**** GIVEN INFORMATION ****

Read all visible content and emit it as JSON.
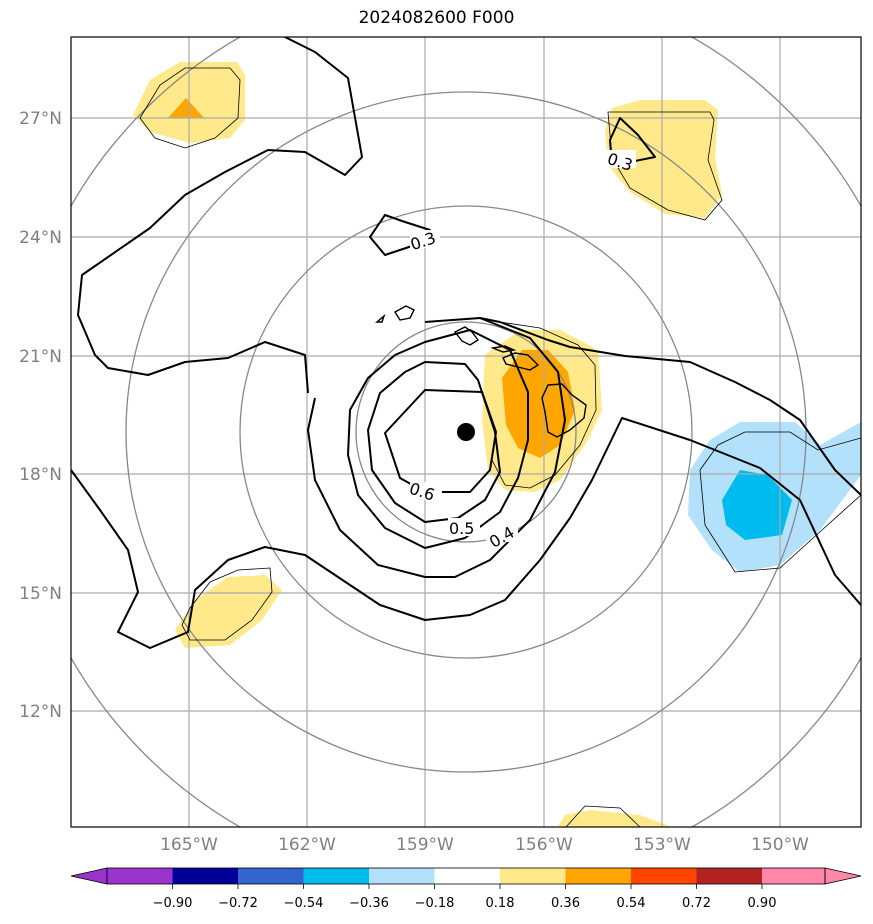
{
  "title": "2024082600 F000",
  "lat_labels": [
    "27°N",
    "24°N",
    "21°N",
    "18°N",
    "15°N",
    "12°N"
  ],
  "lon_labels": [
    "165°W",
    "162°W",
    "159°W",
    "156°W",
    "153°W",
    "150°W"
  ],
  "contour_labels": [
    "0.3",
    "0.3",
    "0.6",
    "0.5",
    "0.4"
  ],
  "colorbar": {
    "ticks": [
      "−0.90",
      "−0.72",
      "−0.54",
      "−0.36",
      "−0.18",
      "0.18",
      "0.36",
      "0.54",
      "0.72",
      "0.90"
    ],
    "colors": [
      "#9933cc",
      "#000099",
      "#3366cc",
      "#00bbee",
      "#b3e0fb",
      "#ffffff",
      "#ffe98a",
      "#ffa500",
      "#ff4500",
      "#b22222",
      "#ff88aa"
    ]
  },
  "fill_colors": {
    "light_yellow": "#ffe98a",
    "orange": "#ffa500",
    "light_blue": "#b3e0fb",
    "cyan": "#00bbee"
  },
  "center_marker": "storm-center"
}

****
**** GIVEN INFORMATION ****

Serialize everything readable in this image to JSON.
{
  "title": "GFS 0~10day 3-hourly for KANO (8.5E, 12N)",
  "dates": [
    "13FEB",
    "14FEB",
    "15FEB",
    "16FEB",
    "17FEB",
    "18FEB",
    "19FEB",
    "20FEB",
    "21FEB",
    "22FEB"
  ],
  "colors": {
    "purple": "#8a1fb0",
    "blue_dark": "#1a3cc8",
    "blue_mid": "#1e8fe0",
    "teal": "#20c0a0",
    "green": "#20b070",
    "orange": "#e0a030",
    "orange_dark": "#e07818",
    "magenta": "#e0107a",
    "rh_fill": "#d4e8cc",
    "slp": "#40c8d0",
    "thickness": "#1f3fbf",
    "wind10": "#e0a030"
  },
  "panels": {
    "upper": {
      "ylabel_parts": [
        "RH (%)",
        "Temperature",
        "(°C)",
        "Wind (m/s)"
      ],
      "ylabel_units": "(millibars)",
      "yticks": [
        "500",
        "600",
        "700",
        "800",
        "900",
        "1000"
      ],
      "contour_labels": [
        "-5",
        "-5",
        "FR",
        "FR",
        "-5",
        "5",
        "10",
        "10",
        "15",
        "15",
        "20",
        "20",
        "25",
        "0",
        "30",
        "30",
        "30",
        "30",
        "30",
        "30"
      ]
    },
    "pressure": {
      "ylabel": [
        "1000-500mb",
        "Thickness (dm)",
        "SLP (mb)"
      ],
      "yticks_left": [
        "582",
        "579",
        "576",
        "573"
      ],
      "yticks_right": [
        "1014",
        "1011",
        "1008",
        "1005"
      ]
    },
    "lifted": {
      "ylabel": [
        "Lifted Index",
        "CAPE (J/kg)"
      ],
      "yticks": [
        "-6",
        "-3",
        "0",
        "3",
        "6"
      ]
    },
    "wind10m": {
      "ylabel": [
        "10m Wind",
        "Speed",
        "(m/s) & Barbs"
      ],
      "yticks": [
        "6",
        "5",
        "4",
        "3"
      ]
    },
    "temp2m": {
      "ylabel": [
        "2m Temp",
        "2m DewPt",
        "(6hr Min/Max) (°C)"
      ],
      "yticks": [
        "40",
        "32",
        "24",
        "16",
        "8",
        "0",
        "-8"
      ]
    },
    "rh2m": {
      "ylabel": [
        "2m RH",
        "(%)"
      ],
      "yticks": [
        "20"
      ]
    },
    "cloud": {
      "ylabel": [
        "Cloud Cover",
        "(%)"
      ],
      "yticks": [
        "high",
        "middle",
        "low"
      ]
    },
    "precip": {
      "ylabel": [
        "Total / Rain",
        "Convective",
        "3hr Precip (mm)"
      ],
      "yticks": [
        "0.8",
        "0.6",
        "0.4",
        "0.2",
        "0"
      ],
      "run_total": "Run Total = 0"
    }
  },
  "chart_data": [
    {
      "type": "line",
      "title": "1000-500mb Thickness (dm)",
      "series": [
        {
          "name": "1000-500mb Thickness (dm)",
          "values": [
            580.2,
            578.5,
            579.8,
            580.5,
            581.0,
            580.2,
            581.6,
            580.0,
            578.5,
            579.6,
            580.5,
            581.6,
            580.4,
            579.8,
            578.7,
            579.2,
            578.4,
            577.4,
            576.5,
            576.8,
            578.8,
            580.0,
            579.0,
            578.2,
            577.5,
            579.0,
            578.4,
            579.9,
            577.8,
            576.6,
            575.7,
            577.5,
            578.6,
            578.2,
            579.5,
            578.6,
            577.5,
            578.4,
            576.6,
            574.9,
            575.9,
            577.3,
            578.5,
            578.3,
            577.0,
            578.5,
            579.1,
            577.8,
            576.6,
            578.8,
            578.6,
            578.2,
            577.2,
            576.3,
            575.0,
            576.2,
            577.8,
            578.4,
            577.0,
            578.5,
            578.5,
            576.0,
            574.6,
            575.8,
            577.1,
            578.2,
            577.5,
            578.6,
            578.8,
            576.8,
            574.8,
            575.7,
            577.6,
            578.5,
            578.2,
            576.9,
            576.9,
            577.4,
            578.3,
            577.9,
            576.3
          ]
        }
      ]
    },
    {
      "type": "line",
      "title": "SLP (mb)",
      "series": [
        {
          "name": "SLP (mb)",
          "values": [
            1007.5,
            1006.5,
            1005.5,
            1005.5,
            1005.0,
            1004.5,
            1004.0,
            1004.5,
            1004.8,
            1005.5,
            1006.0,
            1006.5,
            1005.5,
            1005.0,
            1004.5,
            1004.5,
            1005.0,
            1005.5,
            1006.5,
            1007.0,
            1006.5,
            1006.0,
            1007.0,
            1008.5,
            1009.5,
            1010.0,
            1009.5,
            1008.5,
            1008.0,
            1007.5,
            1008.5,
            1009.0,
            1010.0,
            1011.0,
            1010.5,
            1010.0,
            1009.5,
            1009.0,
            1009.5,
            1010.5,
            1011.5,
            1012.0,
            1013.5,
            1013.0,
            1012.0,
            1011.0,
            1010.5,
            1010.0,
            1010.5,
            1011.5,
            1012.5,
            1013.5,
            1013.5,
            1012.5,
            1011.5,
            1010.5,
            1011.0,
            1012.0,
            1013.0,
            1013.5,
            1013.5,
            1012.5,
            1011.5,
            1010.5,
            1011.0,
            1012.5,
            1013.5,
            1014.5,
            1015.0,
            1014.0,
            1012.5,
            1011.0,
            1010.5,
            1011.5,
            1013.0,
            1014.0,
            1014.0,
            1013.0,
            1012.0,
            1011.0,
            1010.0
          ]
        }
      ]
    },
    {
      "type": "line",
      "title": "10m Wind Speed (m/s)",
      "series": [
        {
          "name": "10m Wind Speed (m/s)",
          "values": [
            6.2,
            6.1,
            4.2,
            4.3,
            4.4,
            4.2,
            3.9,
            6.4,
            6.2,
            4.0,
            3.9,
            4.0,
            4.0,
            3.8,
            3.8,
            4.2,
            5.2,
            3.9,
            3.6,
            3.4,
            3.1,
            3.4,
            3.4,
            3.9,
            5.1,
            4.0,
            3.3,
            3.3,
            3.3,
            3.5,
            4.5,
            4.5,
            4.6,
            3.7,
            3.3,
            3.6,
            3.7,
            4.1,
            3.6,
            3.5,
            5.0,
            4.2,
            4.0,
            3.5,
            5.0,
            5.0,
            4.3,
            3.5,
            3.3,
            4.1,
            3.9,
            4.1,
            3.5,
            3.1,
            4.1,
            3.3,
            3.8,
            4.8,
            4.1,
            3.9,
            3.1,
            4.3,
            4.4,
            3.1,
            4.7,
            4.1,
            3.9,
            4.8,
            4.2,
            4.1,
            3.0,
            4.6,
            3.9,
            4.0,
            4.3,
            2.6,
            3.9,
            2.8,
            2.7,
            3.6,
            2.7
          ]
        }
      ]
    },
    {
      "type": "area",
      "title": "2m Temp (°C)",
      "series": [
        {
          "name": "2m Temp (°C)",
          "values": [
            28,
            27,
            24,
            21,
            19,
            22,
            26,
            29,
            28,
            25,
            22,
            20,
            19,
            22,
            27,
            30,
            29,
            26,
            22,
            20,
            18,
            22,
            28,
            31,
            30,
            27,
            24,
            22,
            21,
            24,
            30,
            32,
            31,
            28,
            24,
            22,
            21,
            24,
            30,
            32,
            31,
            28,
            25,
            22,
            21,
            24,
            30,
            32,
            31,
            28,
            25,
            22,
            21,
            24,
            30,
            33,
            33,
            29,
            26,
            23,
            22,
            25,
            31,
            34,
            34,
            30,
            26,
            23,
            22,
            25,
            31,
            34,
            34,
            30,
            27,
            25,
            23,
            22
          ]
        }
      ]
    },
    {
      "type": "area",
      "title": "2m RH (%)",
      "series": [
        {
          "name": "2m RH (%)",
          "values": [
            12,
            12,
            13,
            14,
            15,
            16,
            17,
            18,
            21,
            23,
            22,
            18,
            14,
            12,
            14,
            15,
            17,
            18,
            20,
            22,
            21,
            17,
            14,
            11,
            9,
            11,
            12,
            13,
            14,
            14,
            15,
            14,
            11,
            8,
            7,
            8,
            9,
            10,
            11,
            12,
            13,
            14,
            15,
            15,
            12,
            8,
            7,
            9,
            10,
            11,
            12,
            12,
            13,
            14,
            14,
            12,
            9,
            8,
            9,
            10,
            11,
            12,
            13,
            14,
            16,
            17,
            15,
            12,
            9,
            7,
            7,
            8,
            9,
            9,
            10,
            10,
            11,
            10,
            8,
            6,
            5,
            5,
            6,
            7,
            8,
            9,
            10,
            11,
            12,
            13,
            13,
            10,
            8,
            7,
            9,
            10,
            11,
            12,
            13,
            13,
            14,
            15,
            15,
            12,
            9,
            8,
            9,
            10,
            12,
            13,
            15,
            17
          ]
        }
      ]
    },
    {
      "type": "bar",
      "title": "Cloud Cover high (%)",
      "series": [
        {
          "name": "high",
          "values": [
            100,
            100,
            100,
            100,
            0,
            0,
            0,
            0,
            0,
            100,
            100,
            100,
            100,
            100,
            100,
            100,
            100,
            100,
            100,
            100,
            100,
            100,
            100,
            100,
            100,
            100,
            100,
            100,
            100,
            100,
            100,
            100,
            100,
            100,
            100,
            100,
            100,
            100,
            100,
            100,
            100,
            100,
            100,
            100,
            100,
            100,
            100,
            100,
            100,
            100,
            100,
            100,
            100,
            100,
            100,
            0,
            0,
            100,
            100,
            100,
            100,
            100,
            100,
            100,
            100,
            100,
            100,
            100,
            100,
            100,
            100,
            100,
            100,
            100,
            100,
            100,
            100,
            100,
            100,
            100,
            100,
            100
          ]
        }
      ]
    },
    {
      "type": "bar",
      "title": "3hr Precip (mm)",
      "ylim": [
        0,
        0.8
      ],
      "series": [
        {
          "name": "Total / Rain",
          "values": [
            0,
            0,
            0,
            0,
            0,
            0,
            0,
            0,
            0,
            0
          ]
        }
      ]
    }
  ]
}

****

> AIM
Look through the listing above. Pick out each line with "title" and copy it.

> EXERCISE SOLUTION
  "title": "2024082600 F000",
  "title": "GFS 0~10day 3-hourly for KANO (8.5E, 12N)",
      "title": "1000-500mb Thickness (dm)",
      "title": "SLP (mb)",
      "title": "10m Wind Speed (m/s)",
      "title": "2m Temp (°C)",
      "title": "2m RH (%)",
      "title": "Cloud Cover high (%)",
      "title": "3hr Precip (mm)",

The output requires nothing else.